Data extracted from a collection
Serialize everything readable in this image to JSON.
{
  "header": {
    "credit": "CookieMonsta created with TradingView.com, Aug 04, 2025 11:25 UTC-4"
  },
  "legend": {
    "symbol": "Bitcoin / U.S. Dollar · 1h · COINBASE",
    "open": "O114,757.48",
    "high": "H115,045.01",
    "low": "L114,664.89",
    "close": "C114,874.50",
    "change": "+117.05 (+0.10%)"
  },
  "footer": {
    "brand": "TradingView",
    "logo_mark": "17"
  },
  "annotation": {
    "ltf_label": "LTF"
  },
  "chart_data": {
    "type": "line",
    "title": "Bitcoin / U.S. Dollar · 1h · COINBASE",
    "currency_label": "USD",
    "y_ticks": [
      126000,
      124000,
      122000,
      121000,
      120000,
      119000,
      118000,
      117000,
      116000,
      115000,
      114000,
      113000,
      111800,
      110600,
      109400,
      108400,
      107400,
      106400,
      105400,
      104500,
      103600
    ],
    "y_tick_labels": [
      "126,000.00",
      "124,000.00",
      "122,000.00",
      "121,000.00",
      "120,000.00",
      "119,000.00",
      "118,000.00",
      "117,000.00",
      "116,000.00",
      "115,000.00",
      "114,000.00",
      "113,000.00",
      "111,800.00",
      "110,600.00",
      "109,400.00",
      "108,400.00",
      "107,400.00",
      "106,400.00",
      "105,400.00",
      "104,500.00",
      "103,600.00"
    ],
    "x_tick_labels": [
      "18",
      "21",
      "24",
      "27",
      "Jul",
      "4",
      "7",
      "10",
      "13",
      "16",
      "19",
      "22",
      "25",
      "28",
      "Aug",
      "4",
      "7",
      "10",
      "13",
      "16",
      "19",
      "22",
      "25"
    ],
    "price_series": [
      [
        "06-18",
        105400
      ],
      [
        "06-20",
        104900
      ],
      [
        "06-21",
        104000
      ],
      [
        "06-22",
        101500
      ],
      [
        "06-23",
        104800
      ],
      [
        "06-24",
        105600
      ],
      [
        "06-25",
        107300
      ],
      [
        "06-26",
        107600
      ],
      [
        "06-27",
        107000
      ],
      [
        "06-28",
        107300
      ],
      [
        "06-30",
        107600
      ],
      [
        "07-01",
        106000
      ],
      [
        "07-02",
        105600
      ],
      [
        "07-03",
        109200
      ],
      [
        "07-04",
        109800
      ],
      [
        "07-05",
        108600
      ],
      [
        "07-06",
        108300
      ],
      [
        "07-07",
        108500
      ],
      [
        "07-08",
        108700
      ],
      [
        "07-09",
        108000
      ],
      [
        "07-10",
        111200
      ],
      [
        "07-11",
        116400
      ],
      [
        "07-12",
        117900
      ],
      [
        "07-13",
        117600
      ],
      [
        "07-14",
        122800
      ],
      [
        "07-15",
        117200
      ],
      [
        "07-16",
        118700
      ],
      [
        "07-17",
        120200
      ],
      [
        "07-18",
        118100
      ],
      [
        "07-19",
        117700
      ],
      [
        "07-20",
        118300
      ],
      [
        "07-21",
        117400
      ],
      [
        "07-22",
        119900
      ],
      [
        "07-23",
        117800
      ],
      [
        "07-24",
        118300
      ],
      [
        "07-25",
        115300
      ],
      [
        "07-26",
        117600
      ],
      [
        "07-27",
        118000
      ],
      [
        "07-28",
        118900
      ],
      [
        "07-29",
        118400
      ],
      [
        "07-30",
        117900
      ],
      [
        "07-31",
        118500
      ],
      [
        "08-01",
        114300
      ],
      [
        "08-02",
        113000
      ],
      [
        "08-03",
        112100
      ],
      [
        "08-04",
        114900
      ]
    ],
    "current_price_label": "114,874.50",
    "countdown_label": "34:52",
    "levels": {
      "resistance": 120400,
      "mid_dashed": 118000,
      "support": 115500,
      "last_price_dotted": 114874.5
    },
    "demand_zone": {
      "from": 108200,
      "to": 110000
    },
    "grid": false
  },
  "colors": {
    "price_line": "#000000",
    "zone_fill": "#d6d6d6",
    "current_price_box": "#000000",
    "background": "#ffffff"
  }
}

◆ **Your task**
Repeat the data verbatim.

◆ **Correct result**
Serialize everything readable in this image to JSON.
{
  "header": {
    "credit": "CookieMonsta created with TradingView.com, Aug 04, 2025 11:25 UTC-4"
  },
  "legend": {
    "symbol": "Bitcoin / U.S. Dollar · 1h · COINBASE",
    "open": "O114,757.48",
    "high": "H115,045.01",
    "low": "L114,664.89",
    "close": "C114,874.50",
    "change": "+117.05 (+0.10%)"
  },
  "footer": {
    "brand": "TradingView",
    "logo_mark": "17"
  },
  "annotation": {
    "ltf_label": "LTF"
  },
  "chart_data": {
    "type": "line",
    "title": "Bitcoin / U.S. Dollar · 1h · COINBASE",
    "currency_label": "USD",
    "y_ticks": [
      126000,
      124000,
      122000,
      121000,
      120000,
      119000,
      118000,
      117000,
      116000,
      115000,
      114000,
      113000,
      111800,
      110600,
      109400,
      108400,
      107400,
      106400,
      105400,
      104500,
      103600
    ],
    "y_tick_labels": [
      "126,000.00",
      "124,000.00",
      "122,000.00",
      "121,000.00",
      "120,000.00",
      "119,000.00",
      "118,000.00",
      "117,000.00",
      "116,000.00",
      "115,000.00",
      "114,000.00",
      "113,000.00",
      "111,800.00",
      "110,600.00",
      "109,400.00",
      "108,400.00",
      "107,400.00",
      "106,400.00",
      "105,400.00",
      "104,500.00",
      "103,600.00"
    ],
    "x_tick_labels": [
      "18",
      "21",
      "24",
      "27",
      "Jul",
      "4",
      "7",
      "10",
      "13",
      "16",
      "19",
      "22",
      "25",
      "28",
      "Aug",
      "4",
      "7",
      "10",
      "13",
      "16",
      "19",
      "22",
      "25"
    ],
    "price_series": [
      [
        "06-18",
        105400
      ],
      [
        "06-20",
        104900
      ],
      [
        "06-21",
        104000
      ],
      [
        "06-22",
        101500
      ],
      [
        "06-23",
        104800
      ],
      [
        "06-24",
        105600
      ],
      [
        "06-25",
        107300
      ],
      [
        "06-26",
        107600
      ],
      [
        "06-27",
        107000
      ],
      [
        "06-28",
        107300
      ],
      [
        "06-30",
        107600
      ],
      [
        "07-01",
        106000
      ],
      [
        "07-02",
        105600
      ],
      [
        "07-03",
        109200
      ],
      [
        "07-04",
        109800
      ],
      [
        "07-05",
        108600
      ],
      [
        "07-06",
        108300
      ],
      [
        "07-07",
        108500
      ],
      [
        "07-08",
        108700
      ],
      [
        "07-09",
        108000
      ],
      [
        "07-10",
        111200
      ],
      [
        "07-11",
        116400
      ],
      [
        "07-12",
        117900
      ],
      [
        "07-13",
        117600
      ],
      [
        "07-14",
        122800
      ],
      [
        "07-15",
        117200
      ],
      [
        "07-16",
        118700
      ],
      [
        "07-17",
        120200
      ],
      [
        "07-18",
        118100
      ],
      [
        "07-19",
        117700
      ],
      [
        "07-20",
        118300
      ],
      [
        "07-21",
        117400
      ],
      [
        "07-22",
        119900
      ],
      [
        "07-23",
        117800
      ],
      [
        "07-24",
        118300
      ],
      [
        "07-25",
        115300
      ],
      [
        "07-26",
        117600
      ],
      [
        "07-27",
        118000
      ],
      [
        "07-28",
        118900
      ],
      [
        "07-29",
        118400
      ],
      [
        "07-30",
        117900
      ],
      [
        "07-31",
        118500
      ],
      [
        "08-01",
        114300
      ],
      [
        "08-02",
        113000
      ],
      [
        "08-03",
        112100
      ],
      [
        "08-04",
        114900
      ]
    ],
    "current_price_label": "114,874.50",
    "countdown_label": "34:52",
    "levels": {
      "resistance": 120400,
      "mid_dashed": 118000,
      "support": 115500,
      "last_price_dotted": 114874.5
    },
    "demand_zone": {
      "from": 108200,
      "to": 110000
    },
    "grid": false
  },
  "colors": {
    "price_line": "#000000",
    "zone_fill": "#d6d6d6",
    "current_price_box": "#000000",
    "background": "#ffffff"
  }
}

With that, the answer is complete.